Given problem — Retype each record shown below, leaving every character as it is.
— BEGIN Data extract —
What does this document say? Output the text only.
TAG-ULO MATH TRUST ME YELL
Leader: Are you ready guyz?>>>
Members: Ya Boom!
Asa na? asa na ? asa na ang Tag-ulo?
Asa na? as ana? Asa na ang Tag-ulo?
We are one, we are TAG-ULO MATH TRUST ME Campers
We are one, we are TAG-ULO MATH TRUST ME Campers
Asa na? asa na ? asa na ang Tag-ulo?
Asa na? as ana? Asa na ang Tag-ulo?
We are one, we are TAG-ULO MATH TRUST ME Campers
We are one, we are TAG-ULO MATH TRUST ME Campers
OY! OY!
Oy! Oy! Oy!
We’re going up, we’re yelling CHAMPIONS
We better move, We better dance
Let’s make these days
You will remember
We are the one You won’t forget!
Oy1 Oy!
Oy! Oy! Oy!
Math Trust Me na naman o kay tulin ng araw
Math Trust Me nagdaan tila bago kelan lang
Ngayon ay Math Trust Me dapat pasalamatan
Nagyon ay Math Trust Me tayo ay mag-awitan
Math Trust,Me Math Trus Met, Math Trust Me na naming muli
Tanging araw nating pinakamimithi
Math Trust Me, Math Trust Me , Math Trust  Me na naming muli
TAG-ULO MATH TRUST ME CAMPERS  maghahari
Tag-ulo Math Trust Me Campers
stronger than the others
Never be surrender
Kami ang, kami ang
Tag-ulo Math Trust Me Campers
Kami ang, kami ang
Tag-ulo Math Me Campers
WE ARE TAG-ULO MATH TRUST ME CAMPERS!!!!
— END Data extract —
Solution —
What does this document say? Output the text only.
TAG-ULO MATH TRUST ME YELL
Leader: Are you ready guyz?>>>
Members: Ya Boom!
Asa na? asa na ? asa na ang Tag-ulo?
Asa na? as ana? Asa na ang Tag-ulo?
We are one, we are TAG-ULO MATH TRUST ME Campers
We are one, we are TAG-ULO MATH TRUST ME Campers
Asa na? asa na ? asa na ang Tag-ulo?
Asa na? as ana? Asa na ang Tag-ulo?
We are one, we are TAG-ULO MATH TRUST ME Campers
We are one, we are TAG-ULO MATH TRUST ME Campers
OY! OY!
Oy! Oy! Oy!
We’re going up, we’re yelling CHAMPIONS
We better move, We better dance
Let’s make these days
You will remember
We are the one You won’t forget!
Oy1 Oy!
Oy! Oy! Oy!
Math Trust Me na naman o kay tulin ng araw
Math Trust Me nagdaan tila bago kelan lang
Ngayon ay Math Trust Me dapat pasalamatan
Nagyon ay Math Trust Me tayo ay mag-awitan
Math Trust,Me Math Trus Met, Math Trust Me na naming muli
Tanging araw nating pinakamimithi
Math Trust Me, Math Trust Me , Math Trust  Me na naming muli
TAG-ULO MATH TRUST ME CAMPERS  maghahari
Tag-ulo Math Trust Me Campers
stronger than the others
Never be surrender
Kami ang, kami ang
Tag-ulo Math Trust Me Campers
Kami ang, kami ang
Tag-ulo Math Me Campers
WE ARE TAG-ULO MATH TRUST ME CAMPERS!!!!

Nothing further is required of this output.